[Instruction] Return the material below in full and exactly.

[Data rows]
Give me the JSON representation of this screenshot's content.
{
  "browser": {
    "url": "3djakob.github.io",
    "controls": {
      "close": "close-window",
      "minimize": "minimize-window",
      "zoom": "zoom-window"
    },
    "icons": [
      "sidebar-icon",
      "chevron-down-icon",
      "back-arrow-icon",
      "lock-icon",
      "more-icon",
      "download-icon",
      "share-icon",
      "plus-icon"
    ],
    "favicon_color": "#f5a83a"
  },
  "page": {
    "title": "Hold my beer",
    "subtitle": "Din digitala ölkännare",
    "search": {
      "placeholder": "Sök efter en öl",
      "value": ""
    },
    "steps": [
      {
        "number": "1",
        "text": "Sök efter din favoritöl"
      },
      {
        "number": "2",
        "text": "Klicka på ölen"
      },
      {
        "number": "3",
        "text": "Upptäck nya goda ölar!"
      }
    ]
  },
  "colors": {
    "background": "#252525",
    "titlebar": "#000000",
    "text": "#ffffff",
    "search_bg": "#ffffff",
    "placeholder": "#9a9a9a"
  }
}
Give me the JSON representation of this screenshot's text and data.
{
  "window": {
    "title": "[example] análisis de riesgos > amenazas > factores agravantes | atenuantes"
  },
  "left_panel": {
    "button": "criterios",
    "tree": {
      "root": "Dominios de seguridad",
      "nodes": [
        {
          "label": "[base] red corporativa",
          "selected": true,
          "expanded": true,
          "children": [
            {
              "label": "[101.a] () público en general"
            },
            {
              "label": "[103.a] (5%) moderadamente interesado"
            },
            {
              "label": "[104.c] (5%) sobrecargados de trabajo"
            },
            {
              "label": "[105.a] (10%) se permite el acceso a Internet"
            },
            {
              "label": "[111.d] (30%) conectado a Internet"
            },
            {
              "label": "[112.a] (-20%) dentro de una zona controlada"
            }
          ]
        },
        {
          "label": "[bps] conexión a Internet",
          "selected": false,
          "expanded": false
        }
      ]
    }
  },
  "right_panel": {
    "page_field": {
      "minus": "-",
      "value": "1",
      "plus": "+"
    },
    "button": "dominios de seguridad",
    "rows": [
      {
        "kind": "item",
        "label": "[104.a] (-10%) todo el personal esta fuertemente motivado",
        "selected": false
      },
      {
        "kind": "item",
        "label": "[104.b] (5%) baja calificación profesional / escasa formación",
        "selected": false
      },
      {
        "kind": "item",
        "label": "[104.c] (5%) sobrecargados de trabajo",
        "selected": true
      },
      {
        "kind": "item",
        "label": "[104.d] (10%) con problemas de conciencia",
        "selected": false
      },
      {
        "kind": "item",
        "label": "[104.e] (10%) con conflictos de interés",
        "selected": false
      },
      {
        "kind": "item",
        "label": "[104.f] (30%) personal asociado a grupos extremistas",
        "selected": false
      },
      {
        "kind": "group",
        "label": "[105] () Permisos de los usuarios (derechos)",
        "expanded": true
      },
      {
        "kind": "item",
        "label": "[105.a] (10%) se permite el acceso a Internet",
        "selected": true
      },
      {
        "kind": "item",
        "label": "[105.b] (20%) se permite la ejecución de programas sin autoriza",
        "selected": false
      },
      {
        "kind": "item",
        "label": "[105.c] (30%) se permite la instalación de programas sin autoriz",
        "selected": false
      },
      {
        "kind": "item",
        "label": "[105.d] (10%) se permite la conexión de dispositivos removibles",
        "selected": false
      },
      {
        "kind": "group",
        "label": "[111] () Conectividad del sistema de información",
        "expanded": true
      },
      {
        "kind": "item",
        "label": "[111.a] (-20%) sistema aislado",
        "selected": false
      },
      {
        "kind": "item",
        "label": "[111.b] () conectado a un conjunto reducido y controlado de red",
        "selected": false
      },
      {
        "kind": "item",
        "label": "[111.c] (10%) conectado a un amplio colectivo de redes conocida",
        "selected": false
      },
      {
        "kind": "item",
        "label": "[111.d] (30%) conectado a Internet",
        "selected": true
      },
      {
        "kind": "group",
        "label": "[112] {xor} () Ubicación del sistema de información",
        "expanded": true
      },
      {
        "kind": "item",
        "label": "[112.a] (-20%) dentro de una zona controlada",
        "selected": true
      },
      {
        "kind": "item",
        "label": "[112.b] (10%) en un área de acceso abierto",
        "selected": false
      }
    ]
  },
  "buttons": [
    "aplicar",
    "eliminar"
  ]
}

[Output of the exercise]
Give me the JSON representation of this screenshot's content.
{
  "browser": {
    "url": "3djakob.github.io",
    "controls": {
      "close": "close-window",
      "minimize": "minimize-window",
      "zoom": "zoom-window"
    },
    "icons": [
      "sidebar-icon",
      "chevron-down-icon",
      "back-arrow-icon",
      "lock-icon",
      "more-icon",
      "download-icon",
      "share-icon",
      "plus-icon"
    ],
    "favicon_color": "#f5a83a"
  },
  "page": {
    "title": "Hold my beer",
    "subtitle": "Din digitala ölkännare",
    "search": {
      "placeholder": "Sök efter en öl",
      "value": ""
    },
    "steps": [
      {
        "number": "1",
        "text": "Sök efter din favoritöl"
      },
      {
        "number": "2",
        "text": "Klicka på ölen"
      },
      {
        "number": "3",
        "text": "Upptäck nya goda ölar!"
      }
    ]
  },
  "colors": {
    "background": "#252525",
    "titlebar": "#000000",
    "text": "#ffffff",
    "search_bg": "#ffffff",
    "placeholder": "#9a9a9a"
  }
}
Give me the JSON representation of this screenshot's text and data.
{
  "window": {
    "title": "[example] análisis de riesgos > amenazas > factores agravantes | atenuantes"
  },
  "left_panel": {
    "button": "criterios",
    "tree": {
      "root": "Dominios de seguridad",
      "nodes": [
        {
          "label": "[base] red corporativa",
          "selected": true,
          "expanded": true,
          "children": [
            {
              "label": "[101.a] () público en general"
            },
            {
              "label": "[103.a] (5%) moderadamente interesado"
            },
            {
              "label": "[104.c] (5%) sobrecargados de trabajo"
            },
            {
              "label": "[105.a] (10%) se permite el acceso a Internet"
            },
            {
              "label": "[111.d] (30%) conectado a Internet"
            },
            {
              "label": "[112.a] (-20%) dentro de una zona controlada"
            }
          ]
        },
        {
          "label": "[bps] conexión a Internet",
          "selected": false,
          "expanded": false
        }
      ]
    }
  },
  "right_panel": {
    "page_field": {
      "minus": "-",
      "value": "1",
      "plus": "+"
    },
    "button": "dominios de seguridad",
    "rows": [
      {
        "kind": "item",
        "label": "[104.a] (-10%) todo el personal esta fuertemente motivado",
        "selected": false
      },
      {
        "kind": "item",
        "label": "[104.b] (5%) baja calificación profesional / escasa formación",
        "selected": false
      },
      {
        "kind": "item",
        "label": "[104.c] (5%) sobrecargados de trabajo",
        "selected": true
      },
      {
        "kind": "item",
        "label": "[104.d] (10%) con problemas de conciencia",
        "selected": false
      },
      {
        "kind": "item",
        "label": "[104.e] (10%) con conflictos de interés",
        "selected": false
      },
      {
        "kind": "item",
        "label": "[104.f] (30%) personal asociado a grupos extremistas",
        "selected": false
      },
      {
        "kind": "group",
        "label": "[105] () Permisos de los usuarios (derechos)",
        "expanded": true
      },
      {
        "kind": "item",
        "label": "[105.a] (10%) se permite el acceso a Internet",
        "selected": true
      },
      {
        "kind": "item",
        "label": "[105.b] (20%) se permite la ejecución de programas sin autoriza",
        "selected": false
      },
      {
        "kind": "item",
        "label": "[105.c] (30%) se permite la instalación de programas sin autoriz",
        "selected": false
      },
      {
        "kind": "item",
        "label": "[105.d] (10%) se permite la conexión de dispositivos removibles",
        "selected": false
      },
      {
        "kind": "group",
        "label": "[111] () Conectividad del sistema de información",
        "expanded": true
      },
      {
        "kind": "item",
        "label": "[111.a] (-20%) sistema aislado",
        "selected": false
      },
      {
        "kind": "item",
        "label": "[111.b] () conectado a un conjunto reducido y controlado de red",
        "selected": false
      },
      {
        "kind": "item",
        "label": "[111.c] (10%) conectado a un amplio colectivo de redes conocida",
        "selected": false
      },
      {
        "kind": "item",
        "label": "[111.d] (30%) conectado a Internet",
        "selected": true
      },
      {
        "kind": "group",
        "label": "[112] {xor} () Ubicación del sistema de información",
        "expanded": true
      },
      {
        "kind": "item",
        "label": "[112.a] (-20%) dentro de una zona controlada",
        "selected": true
      },
      {
        "kind": "item",
        "label": "[112.b] (10%) en un área de acceso abierto",
        "selected": false
      }
    ]
  },
  "buttons": [
    "aplicar",
    "eliminar"
  ]
}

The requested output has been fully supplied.